Rewrite the material below, swapping every instance of "vehicle keeper" for "vehicle owner" and leaving everything else unchanged. Omit the pictures.

START

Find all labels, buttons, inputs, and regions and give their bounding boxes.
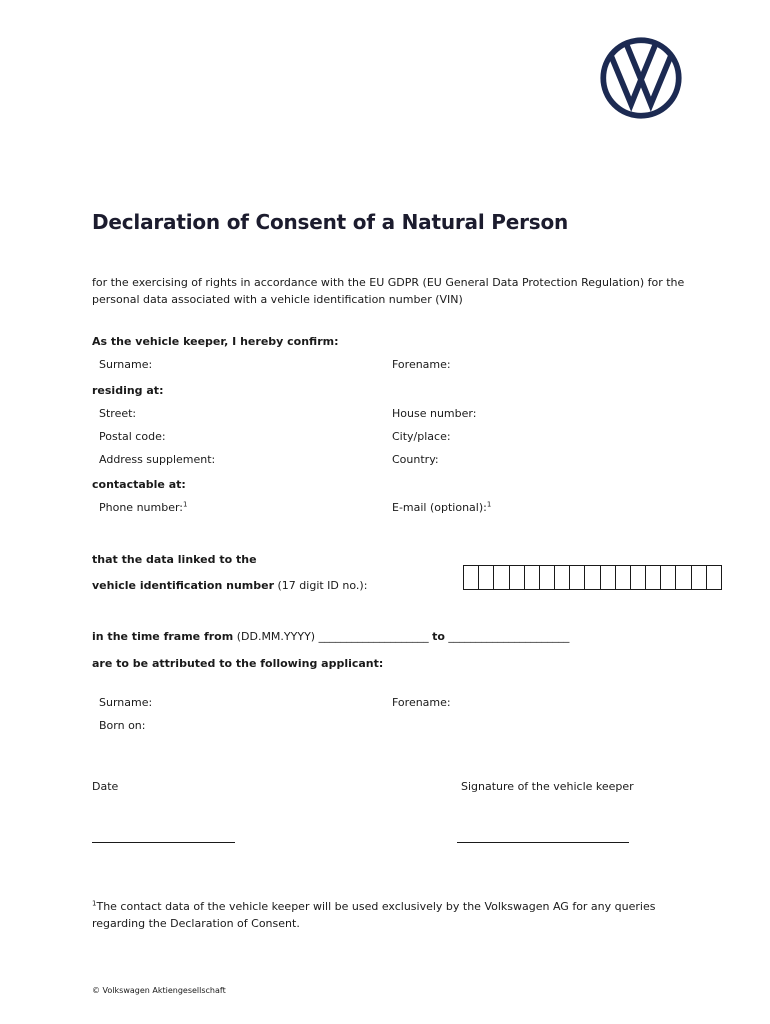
vin-cell[interactable] <box>601 566 616 589</box>
keeper-surname-label: Surname: <box>99 358 153 371</box>
email-footnote-marker: 1 <box>486 500 492 509</box>
vin-cell[interactable] <box>661 566 676 589</box>
date-label: Date <box>92 780 119 793</box>
footnote-line2: regarding the Declaration of Consent. <box>92 917 300 930</box>
page-title: Declaration of Consent of a Natural Person <box>92 210 569 234</box>
vin-cell[interactable] <box>616 566 631 589</box>
email-label: E-mail (optional):$^1$ <box>392 500 492 514</box>
country-label: Country: <box>392 453 439 466</box>
vin-cell[interactable] <box>707 566 721 589</box>
footnote-marker: 1 <box>92 899 97 908</box>
keeper-heading: As the vehicle keeper, I hereby confirm: <box>92 335 339 348</box>
timeframe-line: in the time frame from (DD.MM.YYYY) ____________________ to ______________________ <box>92 630 570 643</box>
vin-cell[interactable] <box>555 566 570 589</box>
footnote-line1: $^1$The contact data of the vehicle keeper will be used exclusively by the Volkswagen AG for any queries <box>92 899 656 913</box>
postal-code-label: Postal code: <box>99 430 166 443</box>
copyright: © Volkswagen Aktiengesellschaft <box>92 986 226 995</box>
street-label: Street: <box>99 407 137 420</box>
intro-text: for the exercising of rights in accordance with the EU GDPR (EU General Data Protection Regulation) for the personal data associated with a vehicle identification number (VIN) <box>92 276 685 306</box>
vin-cell[interactable] <box>494 566 509 589</box>
vin-intro: that the data linked to the <box>92 553 257 566</box>
phone-label: Phone number:$^1$ <box>99 500 188 514</box>
applicant-born-label: Born on: <box>99 719 146 732</box>
vin-cell[interactable] <box>646 566 661 589</box>
vin-cell[interactable] <box>510 566 525 589</box>
signature-line[interactable] <box>457 842 629 843</box>
applicant-heading: are to be attributed to the following applicant: <box>92 657 384 670</box>
vin-label: vehicle identification number (17 digit ID no.): <box>92 579 368 592</box>
house-number-label: House number: <box>392 407 477 420</box>
city-label: City/place: <box>392 430 451 443</box>
applicant-forename-label: Forename: <box>392 696 451 709</box>
vin-cell[interactable] <box>692 566 707 589</box>
applicant-surname-label: Surname: <box>99 696 153 709</box>
vin-cell[interactable] <box>525 566 540 589</box>
contactable-heading: contactable at: <box>92 478 186 491</box>
residing-heading: residing at: <box>92 384 164 397</box>
vin-cell[interactable] <box>631 566 646 589</box>
address-supplement-label: Address supplement: <box>99 453 216 466</box>
vin-cell[interactable] <box>464 566 479 589</box>
date-line[interactable] <box>92 842 235 843</box>
vin-input-boxes[interactable] <box>463 565 722 590</box>
vin-cell[interactable] <box>479 566 494 589</box>
vin-cell[interactable] <box>570 566 585 589</box>
volkswagen-logo-icon <box>600 37 682 119</box>
vin-cell[interactable] <box>585 566 600 589</box>
signature-label: Signature of the vehicle keeper <box>461 780 634 793</box>
phone-footnote-marker: 1 <box>183 500 188 509</box>
vin-cell[interactable] <box>676 566 691 589</box>
keeper-forename-label: Forename: <box>392 358 451 371</box>
vin-cell[interactable] <box>540 566 555 589</box>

END

#### Result of the exercise:
Find all labels, buttons, inputs, and regions and give their bounding boxes.
vin-cell[interactable] <box>601 566 616 589</box>
keeper-surname-label: Surname: <box>99 358 153 371</box>
email-footnote-marker: 1 <box>486 500 492 509</box>
vin-cell[interactable] <box>661 566 676 589</box>
date-label: Date <box>92 780 119 793</box>
footnote-line2: regarding the Declaration of Consent. <box>92 917 300 930</box>
page-title: Declaration of Consent of a Natural Person <box>92 210 569 234</box>
vin-cell[interactable] <box>616 566 631 589</box>
email-label: E-mail (optional):$^1$ <box>392 500 492 514</box>
country-label: Country: <box>392 453 439 466</box>
vin-cell[interactable] <box>707 566 721 589</box>
footnote-marker: 1 <box>92 899 97 908</box>
keeper-heading: As the vehicle owner, I hereby confirm: <box>92 335 339 348</box>
timeframe-line: in the time frame from (DD.MM.YYYY) ____________________ to ______________________ <box>92 630 570 643</box>
vin-cell[interactable] <box>555 566 570 589</box>
footnote-line1: $^1$The contact data of the vehicle owner will be used exclusively by the Volkswagen AG for any queries <box>92 899 656 913</box>
postal-code-label: Postal code: <box>99 430 166 443</box>
copyright: © Volkswagen Aktiengesellschaft <box>92 986 226 995</box>
street-label: Street: <box>99 407 137 420</box>
intro-text: for the exercising of rights in accordance with the EU GDPR (EU General Data Protection Regulation) for the personal data associated with a vehicle identification number (VIN) <box>92 276 685 306</box>
vin-cell[interactable] <box>494 566 509 589</box>
vin-intro: that the data linked to the <box>92 553 257 566</box>
phone-label: Phone number:$^1$ <box>99 500 188 514</box>
applicant-born-label: Born on: <box>99 719 146 732</box>
vin-cell[interactable] <box>646 566 661 589</box>
vin-cell[interactable] <box>510 566 525 589</box>
signature-line[interactable] <box>457 842 629 843</box>
applicant-heading: are to be attributed to the following applicant: <box>92 657 384 670</box>
vin-label: vehicle identification number (17 digit ID no.): <box>92 579 368 592</box>
house-number-label: House number: <box>392 407 477 420</box>
city-label: City/place: <box>392 430 451 443</box>
applicant-forename-label: Forename: <box>392 696 451 709</box>
vin-cell[interactable] <box>692 566 707 589</box>
applicant-surname-label: Surname: <box>99 696 153 709</box>
vin-cell[interactable] <box>525 566 540 589</box>
contactable-heading: contactable at: <box>92 478 186 491</box>
residing-heading: residing at: <box>92 384 164 397</box>
vin-cell[interactable] <box>631 566 646 589</box>
address-supplement-label: Address supplement: <box>99 453 216 466</box>
vin-cell[interactable] <box>464 566 479 589</box>
date-line[interactable] <box>92 842 235 843</box>
vin-input-boxes[interactable] <box>463 565 722 590</box>
vin-cell[interactable] <box>479 566 494 589</box>
vin-cell[interactable] <box>570 566 585 589</box>
volkswagen-logo-icon <box>600 37 682 119</box>
vin-cell[interactable] <box>585 566 600 589</box>
signature-label: Signature of the vehicle owner <box>461 780 634 793</box>
phone-footnote-marker: 1 <box>183 500 188 509</box>
vin-cell[interactable] <box>676 566 691 589</box>
keeper-forename-label: Forename: <box>392 358 451 371</box>
vin-cell[interactable] <box>540 566 555 589</box>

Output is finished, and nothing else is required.